→ **Exercise aim**:
All entries must be extracted exactly, with nothing added or dropped.

# start of Excerpted data

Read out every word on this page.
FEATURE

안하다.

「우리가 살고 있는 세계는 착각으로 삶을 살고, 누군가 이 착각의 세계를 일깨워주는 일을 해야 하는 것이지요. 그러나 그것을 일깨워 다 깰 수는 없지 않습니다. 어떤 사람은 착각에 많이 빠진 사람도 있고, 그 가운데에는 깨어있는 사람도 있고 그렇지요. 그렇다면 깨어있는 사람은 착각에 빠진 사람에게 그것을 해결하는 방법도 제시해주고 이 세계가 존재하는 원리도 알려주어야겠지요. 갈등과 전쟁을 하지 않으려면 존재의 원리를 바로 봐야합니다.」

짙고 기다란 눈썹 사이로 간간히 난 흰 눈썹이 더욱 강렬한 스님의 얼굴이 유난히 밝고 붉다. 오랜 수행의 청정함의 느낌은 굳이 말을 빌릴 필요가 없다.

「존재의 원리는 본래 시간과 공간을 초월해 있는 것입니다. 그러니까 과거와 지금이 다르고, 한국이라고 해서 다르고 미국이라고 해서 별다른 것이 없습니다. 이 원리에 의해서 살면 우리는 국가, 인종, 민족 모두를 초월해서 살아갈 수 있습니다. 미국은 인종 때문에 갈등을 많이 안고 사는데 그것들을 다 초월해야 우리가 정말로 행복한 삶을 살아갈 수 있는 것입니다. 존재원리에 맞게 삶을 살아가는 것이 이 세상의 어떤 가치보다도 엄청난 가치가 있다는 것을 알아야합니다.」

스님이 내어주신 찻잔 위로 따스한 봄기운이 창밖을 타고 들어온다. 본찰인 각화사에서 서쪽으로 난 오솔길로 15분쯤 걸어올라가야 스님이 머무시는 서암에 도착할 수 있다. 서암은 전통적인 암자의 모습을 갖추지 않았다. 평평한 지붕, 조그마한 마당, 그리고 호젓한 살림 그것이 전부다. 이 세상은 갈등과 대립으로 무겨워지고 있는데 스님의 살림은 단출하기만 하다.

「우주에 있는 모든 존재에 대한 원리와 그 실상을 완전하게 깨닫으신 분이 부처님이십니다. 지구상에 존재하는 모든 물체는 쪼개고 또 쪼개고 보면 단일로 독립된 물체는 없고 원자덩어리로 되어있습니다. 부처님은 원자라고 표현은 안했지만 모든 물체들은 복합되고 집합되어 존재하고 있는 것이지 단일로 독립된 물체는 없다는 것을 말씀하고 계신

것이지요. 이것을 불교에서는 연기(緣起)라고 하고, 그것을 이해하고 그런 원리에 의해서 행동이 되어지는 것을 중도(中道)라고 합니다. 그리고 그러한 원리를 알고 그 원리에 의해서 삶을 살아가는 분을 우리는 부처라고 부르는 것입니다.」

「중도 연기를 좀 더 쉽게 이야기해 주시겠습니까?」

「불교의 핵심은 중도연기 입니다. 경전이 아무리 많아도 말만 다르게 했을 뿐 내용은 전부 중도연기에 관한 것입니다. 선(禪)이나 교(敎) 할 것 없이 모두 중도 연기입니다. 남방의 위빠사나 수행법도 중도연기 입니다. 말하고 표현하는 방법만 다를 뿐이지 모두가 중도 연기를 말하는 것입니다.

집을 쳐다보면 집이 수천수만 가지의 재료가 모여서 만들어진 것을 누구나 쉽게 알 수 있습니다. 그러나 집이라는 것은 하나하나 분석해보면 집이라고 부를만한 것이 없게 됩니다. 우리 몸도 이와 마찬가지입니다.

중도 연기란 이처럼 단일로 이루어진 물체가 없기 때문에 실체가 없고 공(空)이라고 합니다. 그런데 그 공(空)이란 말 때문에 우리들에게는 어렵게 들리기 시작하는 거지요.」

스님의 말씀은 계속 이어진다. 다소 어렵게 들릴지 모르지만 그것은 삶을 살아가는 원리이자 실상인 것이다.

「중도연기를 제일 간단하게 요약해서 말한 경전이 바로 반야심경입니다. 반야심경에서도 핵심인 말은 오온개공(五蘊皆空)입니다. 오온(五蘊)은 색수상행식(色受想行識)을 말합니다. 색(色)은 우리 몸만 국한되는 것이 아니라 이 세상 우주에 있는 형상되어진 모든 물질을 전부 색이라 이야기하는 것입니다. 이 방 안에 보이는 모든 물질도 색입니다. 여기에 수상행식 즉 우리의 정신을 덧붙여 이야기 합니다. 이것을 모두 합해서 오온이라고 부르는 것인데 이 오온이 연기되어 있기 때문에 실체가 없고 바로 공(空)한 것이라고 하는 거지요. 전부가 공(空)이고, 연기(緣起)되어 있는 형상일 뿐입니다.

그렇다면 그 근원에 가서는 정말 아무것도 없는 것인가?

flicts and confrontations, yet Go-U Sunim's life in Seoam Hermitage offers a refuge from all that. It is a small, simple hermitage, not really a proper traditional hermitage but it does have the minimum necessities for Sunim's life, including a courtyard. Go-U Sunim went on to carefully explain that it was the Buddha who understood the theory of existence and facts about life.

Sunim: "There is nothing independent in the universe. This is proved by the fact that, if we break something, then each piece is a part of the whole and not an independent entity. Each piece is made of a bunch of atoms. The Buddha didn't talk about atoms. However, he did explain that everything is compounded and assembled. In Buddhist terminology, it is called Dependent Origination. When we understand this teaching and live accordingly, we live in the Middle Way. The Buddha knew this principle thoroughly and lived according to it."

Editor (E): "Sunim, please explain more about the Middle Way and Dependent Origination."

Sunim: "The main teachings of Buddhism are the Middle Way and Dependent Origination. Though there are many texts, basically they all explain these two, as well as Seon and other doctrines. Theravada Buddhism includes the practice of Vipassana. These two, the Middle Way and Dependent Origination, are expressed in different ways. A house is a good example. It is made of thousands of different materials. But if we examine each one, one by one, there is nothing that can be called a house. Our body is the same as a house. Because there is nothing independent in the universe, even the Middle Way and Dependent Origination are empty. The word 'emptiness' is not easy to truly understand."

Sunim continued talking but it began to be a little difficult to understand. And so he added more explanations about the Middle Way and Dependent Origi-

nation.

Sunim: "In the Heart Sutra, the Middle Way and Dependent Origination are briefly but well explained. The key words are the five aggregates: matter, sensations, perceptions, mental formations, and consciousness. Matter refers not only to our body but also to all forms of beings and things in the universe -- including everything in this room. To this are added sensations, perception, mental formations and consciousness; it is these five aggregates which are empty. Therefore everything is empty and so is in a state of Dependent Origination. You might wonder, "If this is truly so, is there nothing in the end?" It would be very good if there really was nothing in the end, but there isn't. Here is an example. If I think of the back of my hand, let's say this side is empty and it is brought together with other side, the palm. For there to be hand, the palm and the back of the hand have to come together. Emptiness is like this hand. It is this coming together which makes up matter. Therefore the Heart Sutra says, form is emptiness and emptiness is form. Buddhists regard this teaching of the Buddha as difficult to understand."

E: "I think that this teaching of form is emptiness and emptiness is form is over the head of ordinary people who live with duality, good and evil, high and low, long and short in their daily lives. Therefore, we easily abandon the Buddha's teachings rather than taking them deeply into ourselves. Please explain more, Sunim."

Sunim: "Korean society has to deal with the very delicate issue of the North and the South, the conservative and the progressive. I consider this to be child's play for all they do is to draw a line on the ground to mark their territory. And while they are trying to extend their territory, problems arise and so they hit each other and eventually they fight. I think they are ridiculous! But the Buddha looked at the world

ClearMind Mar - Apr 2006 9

# end of Excerpted data

→ **Worked solution**:
Read out every word on this page.
FEATURE

안하다.

「우리가 살고 있는 세계는 착각으로 삶을 살고, 누군가 이 착각의 세계를 일깨워주는 일을 해야 하는 것이지요. 그러나 그것을 일깨워 다 깰 수는 없지 않습니다. 어떤 사람은 착각에 많이 빠진 사람도 있고, 그 가운데에는 깨어있는 사람도 있고 그렇지요. 그렇다면 깨어있는 사람은 착각에 빠진 사람에게 그것을 해결하는 방법도 제시해주고 이 세계가 존재하는 원리도 알려주어야겠지요. 갈등과 전쟁을 하지 않으려면 존재의 원리를 바로 봐야합니다.」

짙고 기다란 눈썹 사이로 간간히 난 흰 눈썹이 더욱 강렬한 스님의 얼굴이 유난히 밝고 붉다. 오랜 수행의 청정함의 느낌은 굳이 말을 빌릴 필요가 없다.

「존재의 원리는 본래 시간과 공간을 초월해 있는 것입니다. 그러니까 과거와 지금이 다르고, 한국이라고 해서 다르고 미국이라고 해서 별다른 것이 없습니다. 이 원리에 의해서 살면 우리는 국가, 인종, 민족 모두를 초월해서 살아갈 수 있습니다. 미국은 인종 때문에 갈등을 많이 안고 사는데 그것들을 다 초월해야 우리가 정말로 행복한 삶을 살아갈 수 있는 것입니다. 존재원리에 맞게 삶을 살아가는 것이 이 세상의 어떤 가치보다도 엄청난 가치가 있다는 것을 알아야합니다.」

스님이 내어주신 찻잔 위로 따스한 봄기운이 창밖을 타고 들어온다. 본찰인 각화사에서 서쪽으로 난 오솔길로 15분쯤 걸어올라가야 스님이 머무시는 서암에 도착할 수 있다. 서암은 전통적인 암자의 모습을 갖추지 않았다. 평평한 지붕, 조그마한 마당, 그리고 호젓한 살림 그것이 전부다. 이 세상은 갈등과 대립으로 무겨워지고 있는데 스님의 살림은 단출하기만 하다.

「우주에 있는 모든 존재에 대한 원리와 그 실상을 완전하게 깨닫으신 분이 부처님이십니다. 지구상에 존재하는 모든 물체는 쪼개고 또 쪼개고 보면 단일로 독립된 물체는 없고 원자덩어리로 되어있습니다. 부처님은 원자라고 표현은 안했지만 모든 물체들은 복합되고 집합되어 존재하고 있는 것이지 단일로 독립된 물체는 없다는 것을 말씀하고 계신

것이지요. 이것을 불교에서는 연기(緣起)라고 하고, 그것을 이해하고 그런 원리에 의해서 행동이 되어지는 것을 중도(中道)라고 합니다. 그리고 그러한 원리를 알고 그 원리에 의해서 삶을 살아가는 분을 우리는 부처라고 부르는 것입니다.」

「중도 연기를 좀 더 쉽게 이야기해 주시겠습니까?」

「불교의 핵심은 중도연기 입니다. 경전이 아무리 많아도 말만 다르게 했을 뿐 내용은 전부 중도연기에 관한 것입니다. 선(禪)이나 교(敎) 할 것 없이 모두 중도 연기입니다. 남방의 위빠사나 수행법도 중도연기 입니다. 말하고 표현하는 방법만 다를 뿐이지 모두가 중도 연기를 말하는 것입니다.

집을 쳐다보면 집이 수천수만 가지의 재료가 모여서 만들어진 것을 누구나 쉽게 알 수 있습니다. 그러나 집이라는 것은 하나하나 분석해보면 집이라고 부를만한 것이 없게 됩니다. 우리 몸도 이와 마찬가지입니다.

중도 연기란 이처럼 단일로 이루어진 물체가 없기 때문에 실체가 없고 공(空)이라고 합니다. 그런데 그 공(空)이란 말 때문에 우리들에게는 어렵게 들리기 시작하는 거지요.」

스님의 말씀은 계속 이어진다. 다소 어렵게 들릴지 모르지만 그것은 삶을 살아가는 원리이자 실상인 것이다.

「중도연기를 제일 간단하게 요약해서 말한 경전이 바로 반야심경입니다. 반야심경에서도 핵심인 말은 오온개공(五蘊皆空)입니다. 오온(五蘊)은 색수상행식(色受想行識)을 말합니다. 색(色)은 우리 몸만 국한되는 것이 아니라 이 세상 우주에 있는 형상되어진 모든 물질을 전부 색이라 이야기하는 것입니다. 이 방 안에 보이는 모든 물질도 색입니다. 여기에 수상행식 즉 우리의 정신을 덧붙여 이야기 합니다. 이것을 모두 합해서 오온이라고 부르는 것인데 이 오온이 연기되어 있기 때문에 실체가 없고 바로 공(空)한 것이라고 하는 거지요. 전부가 공(空)이고, 연기(緣起)되어 있는 형상일 뿐입니다.

그렇다면 그 근원에 가서는 정말 아무것도 없는 것인가?

flicts and confrontations, yet Go-U Sunim's life in Seoam Hermitage offers a refuge from all that. It is a small, simple hermitage, not really a proper traditional hermitage but it does have the minimum necessities for Sunim's life, including a courtyard. Go-U Sunim went on to carefully explain that it was the Buddha who understood the theory of existence and facts about life.

Sunim: "There is nothing independent in the universe. This is proved by the fact that, if we break something, then each piece is a part of the whole and not an independent entity. Each piece is made of a bunch of atoms. The Buddha didn't talk about atoms. However, he did explain that everything is compounded and assembled. In Buddhist terminology, it is called Dependent Origination. When we understand this teaching and live accordingly, we live in the Middle Way. The Buddha knew this principle thoroughly and lived according to it."

Editor (E): "Sunim, please explain more about the Middle Way and Dependent Origination."

Sunim: "The main teachings of Buddhism are the Middle Way and Dependent Origination. Though there are many texts, basically they all explain these two, as well as Seon and other doctrines. Theravada Buddhism includes the practice of Vipassana. These two, the Middle Way and Dependent Origination, are expressed in different ways. A house is a good example. It is made of thousands of different materials. But if we examine each one, one by one, there is nothing that can be called a house. Our body is the same as a house. Because there is nothing independent in the universe, even the Middle Way and Dependent Origination are empty. The word 'emptiness' is not easy to truly understand."

Sunim continued talking but it began to be a little difficult to understand. And so he added more explanations about the Middle Way and Dependent Origi-

nation.

Sunim: "In the Heart Sutra, the Middle Way and Dependent Origination are briefly but well explained. The key words are the five aggregates: matter, sensations, perceptions, mental formations, and consciousness. Matter refers not only to our body but also to all forms of beings and things in the universe -- including everything in this room. To this are added sensations, perception, mental formations and consciousness; it is these five aggregates which are empty. Therefore everything is empty and so is in a state of Dependent Origination. You might wonder, "If this is truly so, is there nothing in the end?" It would be very good if there really was nothing in the end, but there isn't. Here is an example. If I think of the back of my hand, let's say this side is empty and it is brought together with other side, the palm. For there to be hand, the palm and the back of the hand have to come together. Emptiness is like this hand. It is this coming together which makes up matter. Therefore the Heart Sutra says, form is emptiness and emptiness is form. Buddhists regard this teaching of the Buddha as difficult to understand."

E: "I think that this teaching of form is emptiness and emptiness is form is over the head of ordinary people who live with duality, good and evil, high and low, long and short in their daily lives. Therefore, we easily abandon the Buddha's teachings rather than taking them deeply into ourselves. Please explain more, Sunim."

Sunim: "Korean society has to deal with the very delicate issue of the North and the South, the conservative and the progressive. I consider this to be child's play for all they do is to draw a line on the ground to mark their territory. And while they are trying to extend their territory, problems arise and so they hit each other and eventually they fight. I think they are ridiculous! But the Buddha looked at the world

ClearMind Mar - Apr 2006 9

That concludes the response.